AIM | What follows is a set of entries. Give them again exactly, without the pictures.
------ RECORD SET
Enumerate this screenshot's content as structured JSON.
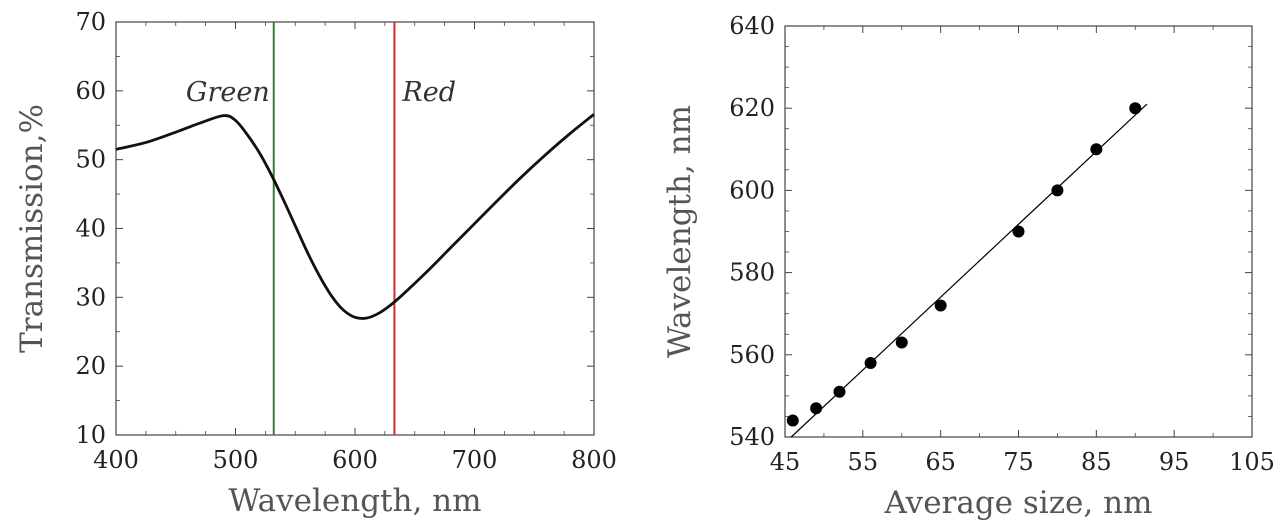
{
  "chart_data": [
    {
      "type": "line",
      "title": "",
      "xlabel": "Wavelength, nm",
      "ylabel": "Transmission,%",
      "xlim": [
        400,
        800
      ],
      "ylim": [
        10,
        70
      ],
      "xticks": [
        400,
        500,
        600,
        700,
        800
      ],
      "yticks": [
        10,
        20,
        30,
        40,
        50,
        60,
        70
      ],
      "grid": false,
      "series": [
        {
          "x": [
            400,
            425,
            450,
            470,
            490,
            500,
            510,
            520,
            530,
            540,
            550,
            560,
            570,
            580,
            590,
            600,
            610,
            620,
            630,
            640,
            660,
            680,
            700,
            720,
            740,
            760,
            780,
            800
          ],
          "y": [
            51.5,
            52.5,
            54,
            55.3,
            56.4,
            55.7,
            53.6,
            51,
            47.8,
            44.2,
            40.4,
            36.6,
            33.2,
            30.3,
            28.2,
            27.1,
            27,
            27.7,
            28.9,
            30.4,
            33.7,
            37.2,
            40.7,
            44.2,
            47.6,
            50.8,
            53.8,
            56.6
          ],
          "color": "#111111"
        }
      ],
      "vertical_lines": [
        {
          "label": "Green",
          "x": 532,
          "color": "#3a7d3a"
        },
        {
          "label": "Red",
          "x": 633,
          "color": "#d42a2a"
        }
      ]
    },
    {
      "type": "scatter",
      "title": "",
      "xlabel": "Average size, nm",
      "ylabel": "Wavelength, nm",
      "xlim": [
        45,
        105
      ],
      "ylim": [
        540,
        640
      ],
      "xticks": [
        45,
        55,
        65,
        75,
        85,
        95,
        105
      ],
      "yticks": [
        540,
        560,
        580,
        600,
        620,
        640
      ],
      "grid": false,
      "points": {
        "x": [
          46,
          49,
          52,
          56,
          60,
          65,
          75,
          80,
          85,
          90
        ],
        "y": [
          544,
          547,
          551,
          558,
          563,
          572,
          590,
          600,
          610,
          620
        ],
        "color": "#000000"
      },
      "fit_line": {
        "x": [
          45.8,
          91.5
        ],
        "y": [
          540,
          621
        ],
        "color": "#000000"
      }
    }
  ]
}
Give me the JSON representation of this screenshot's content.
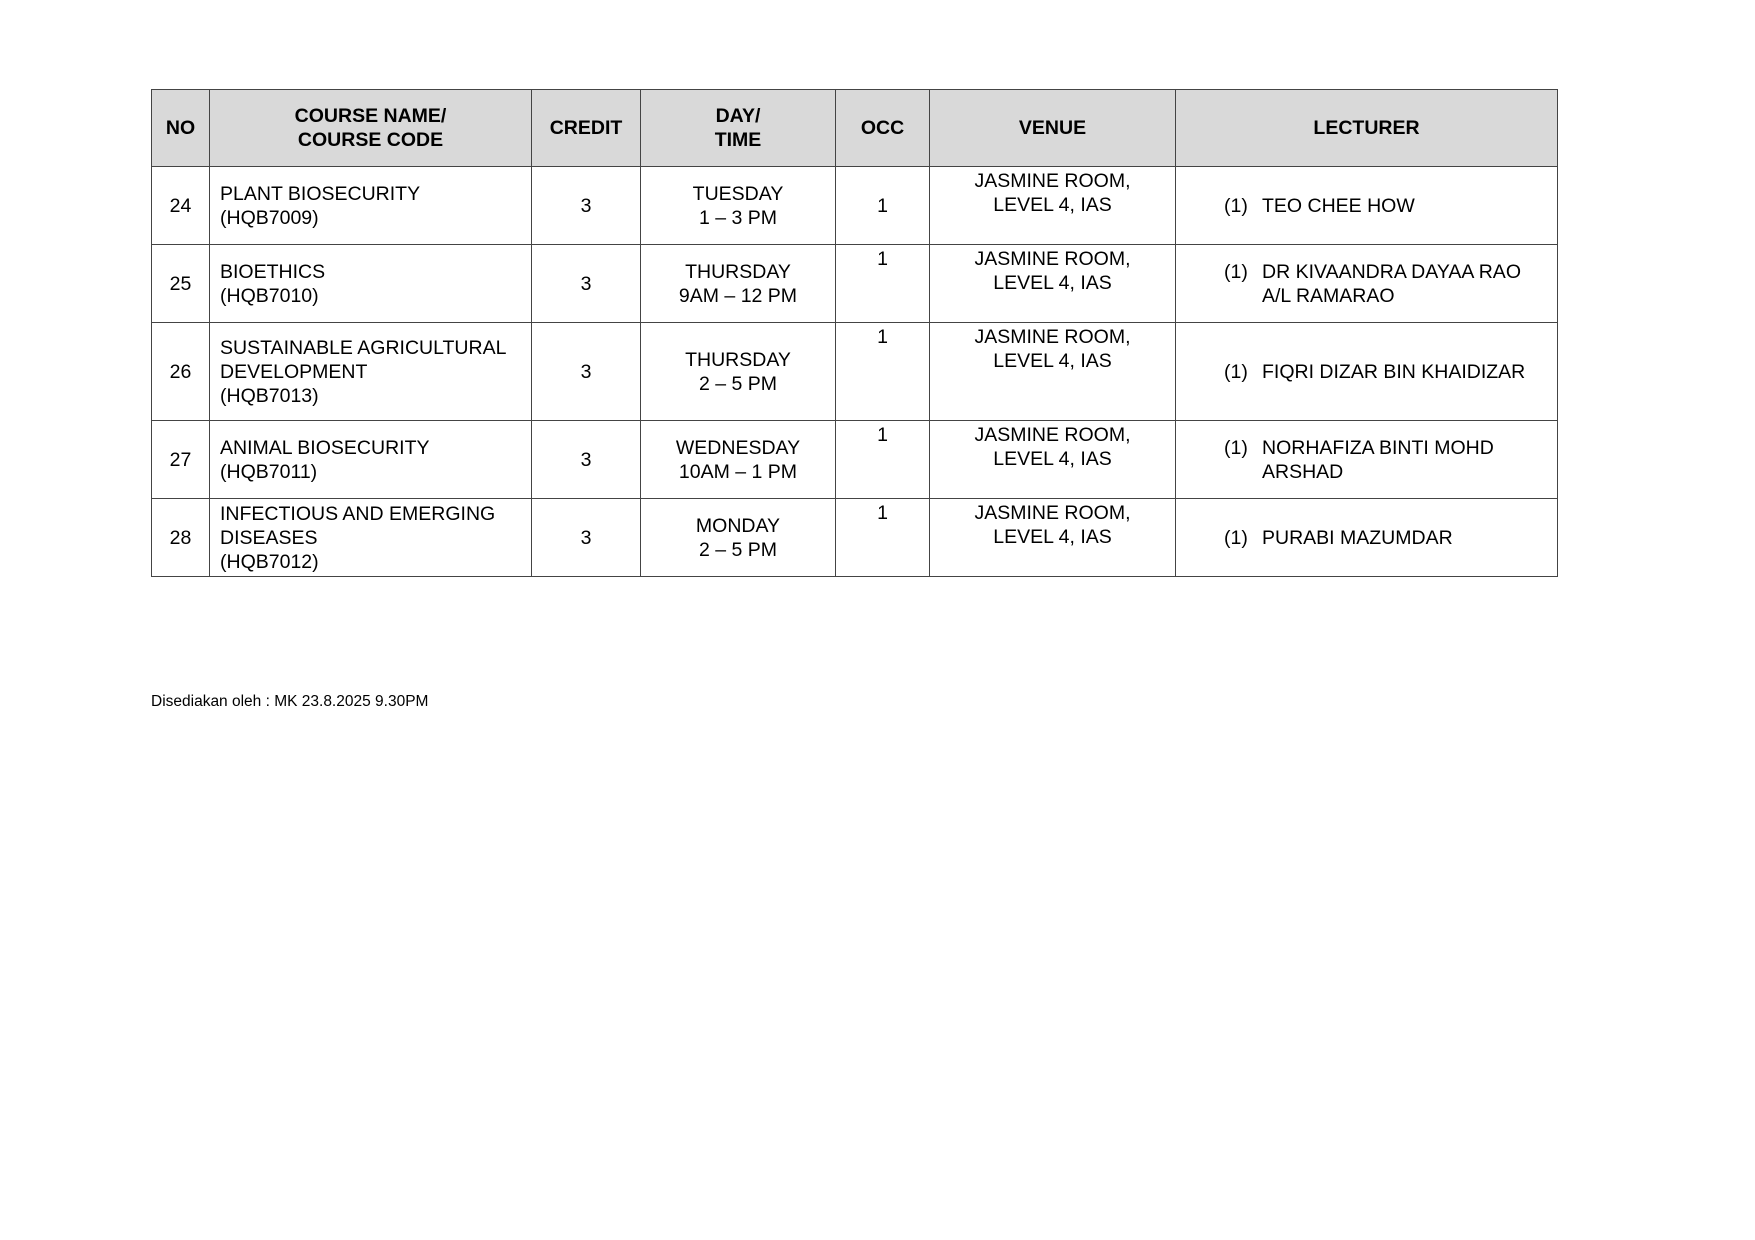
{
  "table": {
    "headers": {
      "no": "NO",
      "course_line1": "COURSE NAME/",
      "course_line2": "COURSE CODE",
      "credit": "CREDIT",
      "day_line1": "DAY/",
      "day_line2": "TIME",
      "occ": "OCC",
      "venue": "VENUE",
      "lecturer": "LECTURER"
    },
    "rows": [
      {
        "no": "24",
        "course": "PLANT BIOSECURITY",
        "code": "(HQB7009)",
        "credit": "3",
        "day": "TUESDAY",
        "time": "1 – 3 PM",
        "occ": "1",
        "venue1": "JASMINE ROOM,",
        "venue2": "LEVEL 4, IAS",
        "lect_no": "(1)",
        "lecturer": "TEO CHEE HOW"
      },
      {
        "no": "25",
        "course": "BIOETHICS",
        "code": "(HQB7010)",
        "credit": "3",
        "day": "THURSDAY",
        "time": "9AM – 12 PM",
        "occ": "1",
        "venue1": "JASMINE ROOM,",
        "venue2": "LEVEL 4, IAS",
        "lect_no": "(1)",
        "lecturer": "DR KIVAANDRA DAYAA RAO A/L RAMARAO"
      },
      {
        "no": "26",
        "course": "SUSTAINABLE AGRICULTURAL DEVELOPMENT",
        "code": "(HQB7013)",
        "credit": "3",
        "day": "THURSDAY",
        "time": "2 – 5 PM",
        "occ": "1",
        "venue1": "JASMINE ROOM,",
        "venue2": "LEVEL 4, IAS",
        "lect_no": "(1)",
        "lecturer": "FIQRI DIZAR BIN KHAIDIZAR"
      },
      {
        "no": "27",
        "course": "ANIMAL BIOSECURITY",
        "code": "(HQB7011)",
        "credit": "3",
        "day": "WEDNESDAY",
        "time": "10AM – 1 PM",
        "occ": "1",
        "venue1": "JASMINE ROOM,",
        "venue2": "LEVEL 4, IAS",
        "lect_no": "(1)",
        "lecturer": "NORHAFIZA BINTI MOHD ARSHAD"
      },
      {
        "no": "28",
        "course": "INFECTIOUS AND EMERGING DISEASES",
        "code": "(HQB7012)",
        "credit": "3",
        "day": "MONDAY",
        "time": "2 – 5 PM",
        "occ": "1",
        "venue1": "JASMINE ROOM,",
        "venue2": "LEVEL 4, IAS",
        "lect_no": "(1)",
        "lecturer": "PURABI MAZUMDAR"
      }
    ]
  },
  "footer": "Disediakan oleh : MK 23.8.2025 9.30PM",
  "colors": {
    "header_bg": "#d9d9d9",
    "border": "#444444"
  }
}
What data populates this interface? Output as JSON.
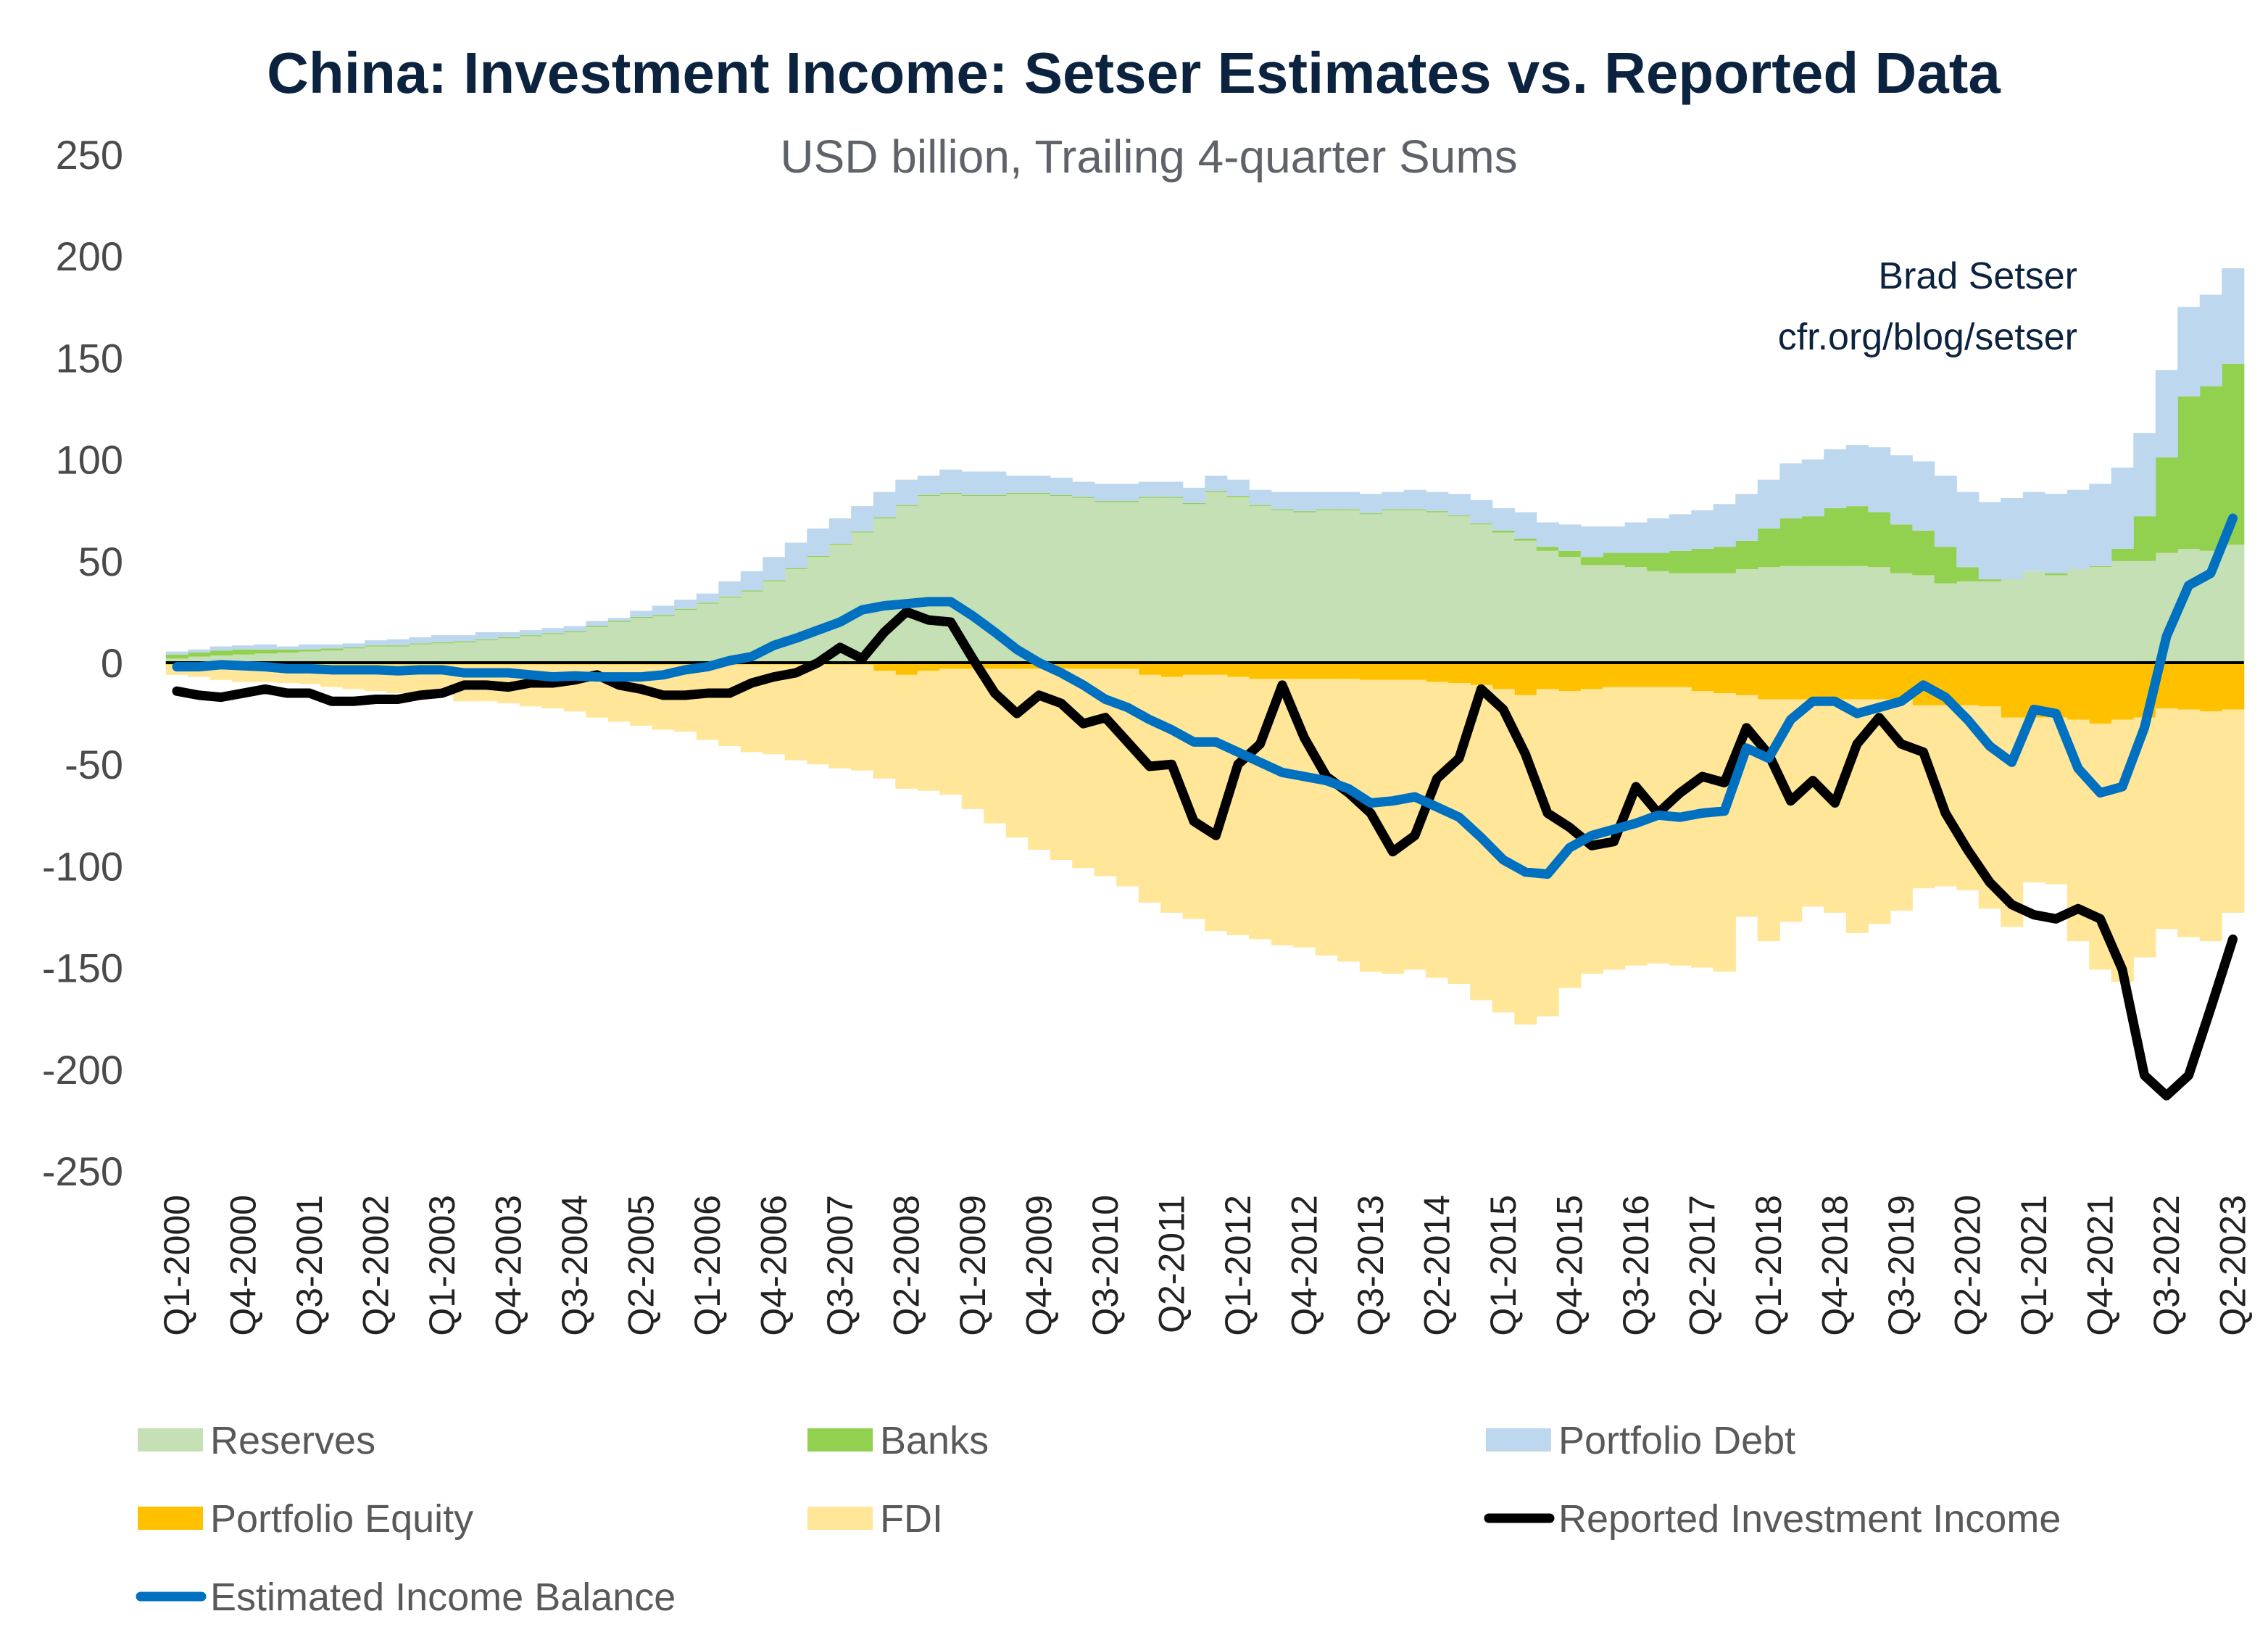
------------
THE SOLUTION |
Enumerate this screenshot's content as structured JSON.
{
  "chart_data": [
    {
      "type": "line",
      "title": "",
      "xlabel": "Wavelength, nm",
      "ylabel": "Transmission,%",
      "xlim": [
        400,
        800
      ],
      "ylim": [
        10,
        70
      ],
      "xticks": [
        400,
        500,
        600,
        700,
        800
      ],
      "yticks": [
        10,
        20,
        30,
        40,
        50,
        60,
        70
      ],
      "grid": false,
      "series": [
        {
          "x": [
            400,
            425,
            450,
            470,
            490,
            500,
            510,
            520,
            530,
            540,
            550,
            560,
            570,
            580,
            590,
            600,
            610,
            620,
            630,
            640,
            660,
            680,
            700,
            720,
            740,
            760,
            780,
            800
          ],
          "y": [
            51.5,
            52.5,
            54,
            55.3,
            56.4,
            55.7,
            53.6,
            51,
            47.8,
            44.2,
            40.4,
            36.6,
            33.2,
            30.3,
            28.2,
            27.1,
            27,
            27.7,
            28.9,
            30.4,
            33.7,
            37.2,
            40.7,
            44.2,
            47.6,
            50.8,
            53.8,
            56.6
          ],
          "color": "#111111"
        }
      ],
      "vertical_lines": [
        {
          "label": "Green",
          "x": 532,
          "color": "#3a7d3a"
        },
        {
          "label": "Red",
          "x": 633,
          "color": "#d42a2a"
        }
      ]
    },
    {
      "type": "scatter",
      "title": "",
      "xlabel": "Average size, nm",
      "ylabel": "Wavelength, nm",
      "xlim": [
        45,
        105
      ],
      "ylim": [
        540,
        640
      ],
      "xticks": [
        45,
        55,
        65,
        75,
        85,
        95,
        105
      ],
      "yticks": [
        540,
        560,
        580,
        600,
        620,
        640
      ],
      "grid": false,
      "points": {
        "x": [
          46,
          49,
          52,
          56,
          60,
          65,
          75,
          80,
          85,
          90
        ],
        "y": [
          544,
          547,
          551,
          558,
          563,
          572,
          590,
          600,
          610,
          620
        ],
        "color": "#000000"
      },
      "fit_line": {
        "x": [
          45.8,
          91.5
        ],
        "y": [
          540,
          621
        ],
        "color": "#000000"
      }
    }
  ]
}
Give me the JSON representation of this screenshot's content.
{
  "table": {
    "headers": {
      "no": "NO",
      "course_line1": "COURSE NAME/",
      "course_line2": "COURSE CODE",
      "credit": "CREDIT",
      "day_line1": "DAY/",
      "day_line2": "TIME",
      "occ": "OCC",
      "venue": "VENUE",
      "lecturer": "LECTURER"
    },
    "rows": [
      {
        "no": "24",
        "course": "PLANT BIOSECURITY",
        "code": "(HQB7009)",
        "credit": "3",
        "day": "TUESDAY",
        "time": "1 – 3 PM",
        "occ": "1",
        "venue1": "JASMINE ROOM,",
        "venue2": "LEVEL 4, IAS",
        "lect_no": "(1)",
        "lecturer": "TEO CHEE HOW"
      },
      {
        "no": "25",
        "course": "BIOETHICS",
        "code": "(HQB7010)",
        "credit": "3",
        "day": "THURSDAY",
        "time": "9AM – 12 PM",
        "occ": "1",
        "venue1": "JASMINE ROOM,",
        "venue2": "LEVEL 4, IAS",
        "lect_no": "(1)",
        "lecturer": "DR KIVAANDRA DAYAA RAO A/L RAMARAO"
      },
      {
        "no": "26",
        "course": "SUSTAINABLE AGRICULTURAL DEVELOPMENT",
        "code": "(HQB7013)",
        "credit": "3",
        "day": "THURSDAY",
        "time": "2 – 5 PM",
        "occ": "1",
        "venue1": "JASMINE ROOM,",
        "venue2": "LEVEL 4, IAS",
        "lect_no": "(1)",
        "lecturer": "FIQRI DIZAR BIN KHAIDIZAR"
      },
      {
        "no": "27",
        "course": "ANIMAL BIOSECURITY",
        "code": "(HQB7011)",
        "credit": "3",
        "day": "WEDNESDAY",
        "time": "10AM – 1 PM",
        "occ": "1",
        "venue1": "JASMINE ROOM,",
        "venue2": "LEVEL 4, IAS",
        "lect_no": "(1)",
        "lecturer": "NORHAFIZA BINTI MOHD ARSHAD"
      },
      {
        "no": "28",
        "course": "INFECTIOUS AND EMERGING DISEASES",
        "code": "(HQB7012)",
        "credit": "3",
        "day": "MONDAY",
        "time": "2 – 5 PM",
        "occ": "1",
        "venue1": "JASMINE ROOM,",
        "venue2": "LEVEL 4, IAS",
        "lect_no": "(1)",
        "lecturer": "PURABI MAZUMDAR"
      }
    ]
  },
  "footer": "Disediakan oleh : MK 23.8.2025 9.30PM",
  "colors": {
    "header_bg": "#d9d9d9",
    "border": "#444444"
  }
}
What data populates this interface? Output as JSON.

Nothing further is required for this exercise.